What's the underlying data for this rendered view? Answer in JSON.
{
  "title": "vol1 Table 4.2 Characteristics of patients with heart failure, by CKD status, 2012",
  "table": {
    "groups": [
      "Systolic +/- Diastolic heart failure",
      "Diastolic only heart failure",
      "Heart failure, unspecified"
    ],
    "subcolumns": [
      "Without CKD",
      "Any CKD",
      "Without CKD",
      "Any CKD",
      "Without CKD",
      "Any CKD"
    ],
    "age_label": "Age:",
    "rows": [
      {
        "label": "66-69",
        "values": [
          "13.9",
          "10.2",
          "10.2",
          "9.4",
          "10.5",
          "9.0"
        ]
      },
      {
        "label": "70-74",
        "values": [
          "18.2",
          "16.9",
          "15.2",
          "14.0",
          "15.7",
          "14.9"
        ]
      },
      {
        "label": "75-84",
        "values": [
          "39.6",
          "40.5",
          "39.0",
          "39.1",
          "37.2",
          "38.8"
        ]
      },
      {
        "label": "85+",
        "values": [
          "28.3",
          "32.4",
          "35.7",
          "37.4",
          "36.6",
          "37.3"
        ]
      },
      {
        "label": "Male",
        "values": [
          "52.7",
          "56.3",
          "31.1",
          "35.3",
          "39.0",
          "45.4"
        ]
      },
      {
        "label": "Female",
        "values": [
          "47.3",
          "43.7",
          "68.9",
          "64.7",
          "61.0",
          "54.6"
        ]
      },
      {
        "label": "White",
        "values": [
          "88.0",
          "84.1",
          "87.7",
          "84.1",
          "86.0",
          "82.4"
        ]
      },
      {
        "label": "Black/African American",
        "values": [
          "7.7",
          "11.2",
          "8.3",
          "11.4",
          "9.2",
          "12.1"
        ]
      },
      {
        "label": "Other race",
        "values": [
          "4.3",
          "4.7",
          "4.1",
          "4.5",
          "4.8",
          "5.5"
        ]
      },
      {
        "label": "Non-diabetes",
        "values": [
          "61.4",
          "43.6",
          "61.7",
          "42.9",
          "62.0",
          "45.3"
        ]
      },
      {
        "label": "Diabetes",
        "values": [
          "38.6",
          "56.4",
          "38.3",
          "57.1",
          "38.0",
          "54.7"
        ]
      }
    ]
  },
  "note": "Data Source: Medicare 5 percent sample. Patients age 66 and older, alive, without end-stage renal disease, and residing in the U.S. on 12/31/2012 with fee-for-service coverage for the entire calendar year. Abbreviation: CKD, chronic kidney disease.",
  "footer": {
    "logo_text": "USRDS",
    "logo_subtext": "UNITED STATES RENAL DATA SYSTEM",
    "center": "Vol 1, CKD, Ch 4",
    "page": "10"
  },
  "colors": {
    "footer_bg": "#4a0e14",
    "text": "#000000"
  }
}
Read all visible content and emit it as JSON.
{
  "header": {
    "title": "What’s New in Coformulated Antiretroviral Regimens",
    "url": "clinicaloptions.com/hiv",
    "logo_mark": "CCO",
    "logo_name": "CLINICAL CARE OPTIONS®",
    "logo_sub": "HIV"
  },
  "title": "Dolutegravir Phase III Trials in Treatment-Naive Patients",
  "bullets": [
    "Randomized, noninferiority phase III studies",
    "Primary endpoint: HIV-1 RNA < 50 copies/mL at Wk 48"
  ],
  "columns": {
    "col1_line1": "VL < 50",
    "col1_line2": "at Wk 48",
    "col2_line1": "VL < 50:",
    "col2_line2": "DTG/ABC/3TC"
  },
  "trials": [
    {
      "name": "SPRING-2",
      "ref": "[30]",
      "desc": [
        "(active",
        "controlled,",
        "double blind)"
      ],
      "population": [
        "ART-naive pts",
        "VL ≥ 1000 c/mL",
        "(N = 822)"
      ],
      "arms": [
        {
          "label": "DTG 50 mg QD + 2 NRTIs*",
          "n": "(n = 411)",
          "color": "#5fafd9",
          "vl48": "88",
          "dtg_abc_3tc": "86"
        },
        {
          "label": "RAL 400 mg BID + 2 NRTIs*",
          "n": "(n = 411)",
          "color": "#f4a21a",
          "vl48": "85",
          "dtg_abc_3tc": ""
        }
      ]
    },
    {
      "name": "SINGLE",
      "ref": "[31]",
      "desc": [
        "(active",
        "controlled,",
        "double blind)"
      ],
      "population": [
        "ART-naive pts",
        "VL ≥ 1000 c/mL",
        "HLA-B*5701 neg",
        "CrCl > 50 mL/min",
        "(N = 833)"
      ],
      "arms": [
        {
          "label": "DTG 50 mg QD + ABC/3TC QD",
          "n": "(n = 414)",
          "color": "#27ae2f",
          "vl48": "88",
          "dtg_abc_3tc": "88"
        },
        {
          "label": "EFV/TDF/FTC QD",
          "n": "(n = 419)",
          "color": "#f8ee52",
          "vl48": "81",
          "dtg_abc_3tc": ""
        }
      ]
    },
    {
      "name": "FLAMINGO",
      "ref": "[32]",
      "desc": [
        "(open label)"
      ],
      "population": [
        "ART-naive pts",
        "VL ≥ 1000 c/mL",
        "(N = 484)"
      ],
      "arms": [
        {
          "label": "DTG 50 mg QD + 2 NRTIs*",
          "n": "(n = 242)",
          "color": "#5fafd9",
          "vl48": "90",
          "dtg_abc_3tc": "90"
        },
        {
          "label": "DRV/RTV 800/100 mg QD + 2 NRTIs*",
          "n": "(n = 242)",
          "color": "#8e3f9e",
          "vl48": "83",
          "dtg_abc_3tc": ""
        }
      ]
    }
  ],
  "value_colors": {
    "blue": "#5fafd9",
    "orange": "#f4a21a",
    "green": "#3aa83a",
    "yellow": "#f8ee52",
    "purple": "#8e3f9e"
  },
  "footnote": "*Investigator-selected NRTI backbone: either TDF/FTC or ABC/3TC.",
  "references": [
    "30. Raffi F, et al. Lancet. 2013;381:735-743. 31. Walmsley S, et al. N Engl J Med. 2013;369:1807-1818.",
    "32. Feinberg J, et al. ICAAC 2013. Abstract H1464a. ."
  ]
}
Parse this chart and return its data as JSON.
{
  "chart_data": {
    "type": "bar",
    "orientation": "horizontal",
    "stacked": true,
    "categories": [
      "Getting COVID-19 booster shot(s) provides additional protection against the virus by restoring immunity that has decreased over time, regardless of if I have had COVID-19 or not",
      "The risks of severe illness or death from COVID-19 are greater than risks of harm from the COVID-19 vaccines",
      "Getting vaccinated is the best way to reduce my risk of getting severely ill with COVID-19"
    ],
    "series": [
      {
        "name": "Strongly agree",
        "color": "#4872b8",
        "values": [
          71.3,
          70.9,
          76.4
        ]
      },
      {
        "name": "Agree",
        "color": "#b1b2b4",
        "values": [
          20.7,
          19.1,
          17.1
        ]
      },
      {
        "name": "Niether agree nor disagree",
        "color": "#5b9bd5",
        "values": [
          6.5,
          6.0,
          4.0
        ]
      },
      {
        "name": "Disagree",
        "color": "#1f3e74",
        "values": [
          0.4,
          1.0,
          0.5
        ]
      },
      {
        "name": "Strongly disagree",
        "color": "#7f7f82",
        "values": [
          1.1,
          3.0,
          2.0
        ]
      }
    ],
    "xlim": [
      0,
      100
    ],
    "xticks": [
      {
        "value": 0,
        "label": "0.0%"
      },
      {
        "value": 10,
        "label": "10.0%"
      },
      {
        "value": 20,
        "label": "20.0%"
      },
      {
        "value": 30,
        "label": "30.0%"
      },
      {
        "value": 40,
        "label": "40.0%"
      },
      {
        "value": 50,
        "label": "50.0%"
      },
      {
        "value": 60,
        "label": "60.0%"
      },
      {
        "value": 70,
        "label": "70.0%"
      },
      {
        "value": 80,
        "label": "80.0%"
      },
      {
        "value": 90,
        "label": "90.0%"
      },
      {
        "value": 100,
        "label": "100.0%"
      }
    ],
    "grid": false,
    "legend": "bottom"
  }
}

-=-=-=-=-

In the data above, copy every line where the string "failure" appears.

  "title": "vol1 Table 4.2 Characteristics of patients with heart failure, by CKD status, 2012",
      "Systolic +/- Diastolic heart failure",
      "Diastolic only heart failure",
      "Heart failure, unspecified"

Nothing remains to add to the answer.